**Job:** Wherever a line holds the word "phân", copy that line out.

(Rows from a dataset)
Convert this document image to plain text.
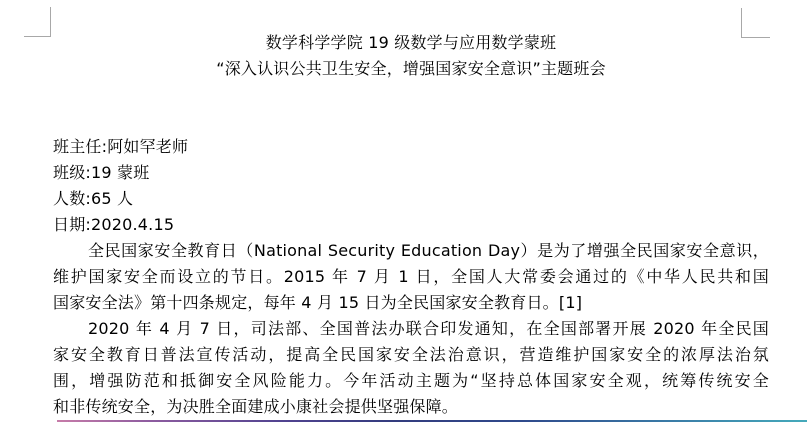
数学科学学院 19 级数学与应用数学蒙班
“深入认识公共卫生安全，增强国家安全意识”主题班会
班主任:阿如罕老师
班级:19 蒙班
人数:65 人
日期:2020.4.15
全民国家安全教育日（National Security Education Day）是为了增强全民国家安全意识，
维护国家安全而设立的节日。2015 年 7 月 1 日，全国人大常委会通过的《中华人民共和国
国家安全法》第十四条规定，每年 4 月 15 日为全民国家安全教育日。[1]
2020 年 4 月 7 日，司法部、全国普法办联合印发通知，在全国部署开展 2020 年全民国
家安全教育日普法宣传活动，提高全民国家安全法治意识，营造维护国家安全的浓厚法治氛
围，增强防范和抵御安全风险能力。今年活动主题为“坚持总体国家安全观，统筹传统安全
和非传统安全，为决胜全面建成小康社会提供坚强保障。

--

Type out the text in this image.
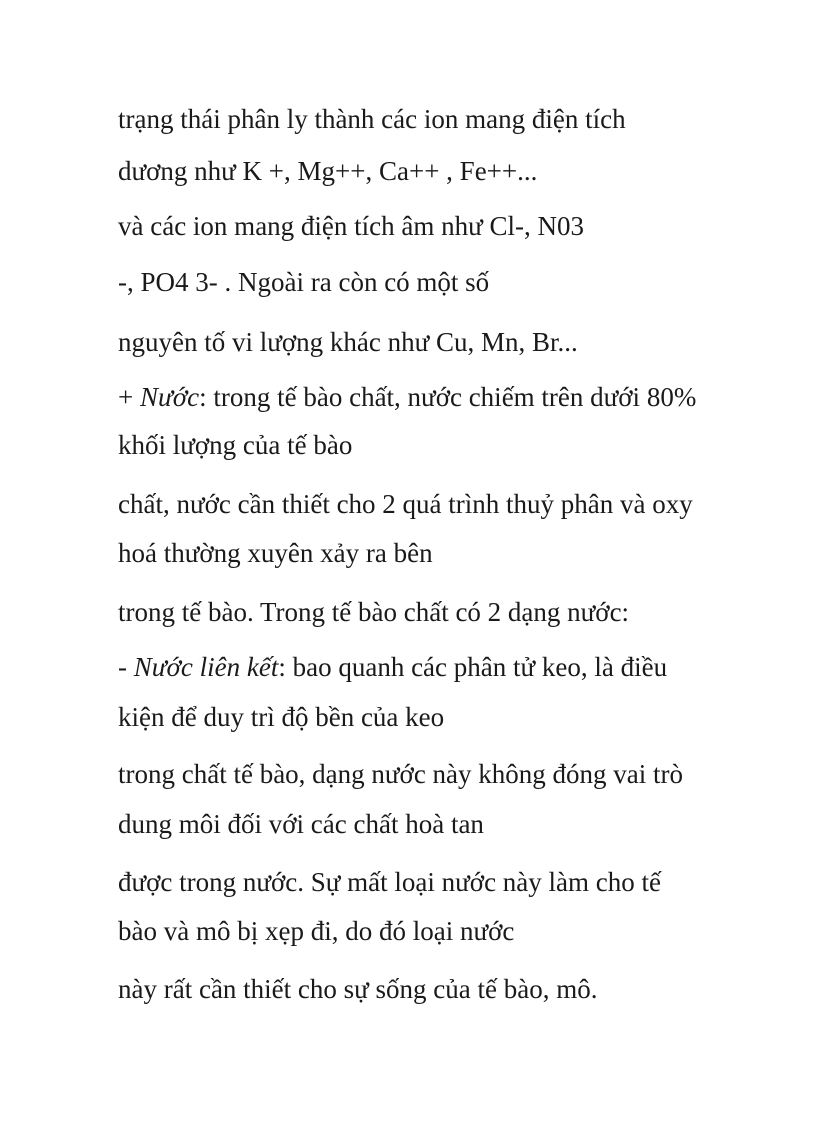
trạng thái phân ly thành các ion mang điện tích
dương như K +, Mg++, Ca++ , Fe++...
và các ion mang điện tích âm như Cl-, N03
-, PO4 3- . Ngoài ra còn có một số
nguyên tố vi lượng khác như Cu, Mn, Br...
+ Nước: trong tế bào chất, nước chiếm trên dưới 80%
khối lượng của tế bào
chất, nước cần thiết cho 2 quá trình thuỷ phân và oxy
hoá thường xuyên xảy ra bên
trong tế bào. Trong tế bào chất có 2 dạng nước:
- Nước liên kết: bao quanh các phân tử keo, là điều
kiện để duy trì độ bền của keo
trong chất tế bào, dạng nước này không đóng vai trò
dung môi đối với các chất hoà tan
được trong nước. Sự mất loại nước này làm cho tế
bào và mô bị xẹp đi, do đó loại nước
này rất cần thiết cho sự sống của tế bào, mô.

...

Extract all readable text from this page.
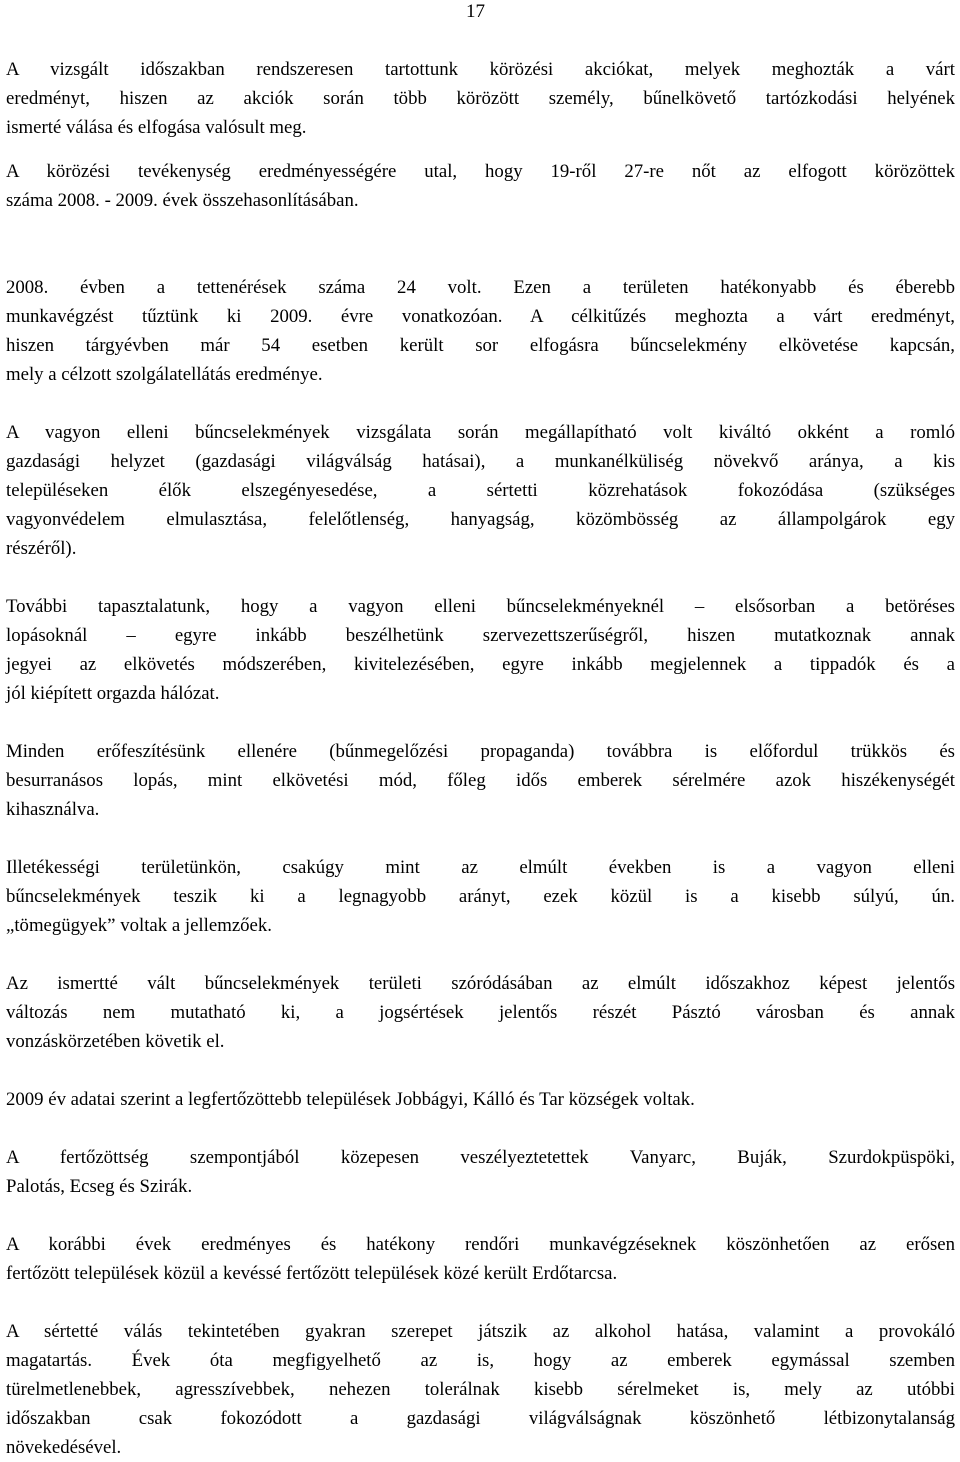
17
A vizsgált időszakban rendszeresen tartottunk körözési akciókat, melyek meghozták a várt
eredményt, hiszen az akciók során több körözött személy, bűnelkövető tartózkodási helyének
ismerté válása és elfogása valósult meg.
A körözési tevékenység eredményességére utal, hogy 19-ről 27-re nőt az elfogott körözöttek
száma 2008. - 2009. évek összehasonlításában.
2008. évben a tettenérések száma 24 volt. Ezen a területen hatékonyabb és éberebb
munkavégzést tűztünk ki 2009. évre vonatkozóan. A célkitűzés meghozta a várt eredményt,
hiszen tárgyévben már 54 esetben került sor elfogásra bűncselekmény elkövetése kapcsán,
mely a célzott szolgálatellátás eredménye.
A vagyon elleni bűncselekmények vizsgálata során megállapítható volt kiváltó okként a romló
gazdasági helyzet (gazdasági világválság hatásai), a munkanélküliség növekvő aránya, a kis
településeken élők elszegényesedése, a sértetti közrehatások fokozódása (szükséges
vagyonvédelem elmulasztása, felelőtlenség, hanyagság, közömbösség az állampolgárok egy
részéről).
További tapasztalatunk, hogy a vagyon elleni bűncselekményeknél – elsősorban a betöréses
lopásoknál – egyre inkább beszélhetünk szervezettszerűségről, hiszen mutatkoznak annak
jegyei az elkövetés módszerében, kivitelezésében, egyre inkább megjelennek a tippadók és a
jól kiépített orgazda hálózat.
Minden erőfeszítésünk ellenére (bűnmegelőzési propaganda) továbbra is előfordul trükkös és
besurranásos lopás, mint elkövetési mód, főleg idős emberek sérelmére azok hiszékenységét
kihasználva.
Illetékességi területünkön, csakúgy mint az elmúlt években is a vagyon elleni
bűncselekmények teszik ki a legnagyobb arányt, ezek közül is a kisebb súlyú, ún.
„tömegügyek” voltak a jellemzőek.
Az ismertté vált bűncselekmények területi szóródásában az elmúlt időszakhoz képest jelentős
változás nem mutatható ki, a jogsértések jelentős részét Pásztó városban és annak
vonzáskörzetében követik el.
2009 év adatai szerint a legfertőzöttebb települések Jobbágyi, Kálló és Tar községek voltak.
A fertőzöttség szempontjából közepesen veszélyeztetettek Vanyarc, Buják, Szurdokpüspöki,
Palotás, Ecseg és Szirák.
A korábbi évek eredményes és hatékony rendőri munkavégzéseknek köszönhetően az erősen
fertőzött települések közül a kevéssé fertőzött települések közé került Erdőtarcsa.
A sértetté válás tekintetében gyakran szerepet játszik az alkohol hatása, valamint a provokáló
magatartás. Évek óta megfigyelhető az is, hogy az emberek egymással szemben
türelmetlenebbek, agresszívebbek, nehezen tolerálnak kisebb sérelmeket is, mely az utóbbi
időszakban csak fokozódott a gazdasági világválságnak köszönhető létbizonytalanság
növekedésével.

**Final answer:**
trạng thái phân ly thành các ion mang điện tích
chất, nước cần thiết cho 2 quá trình thuỷ phân và oxy
- Nước liên kết: bao quanh các phân tử keo, là điều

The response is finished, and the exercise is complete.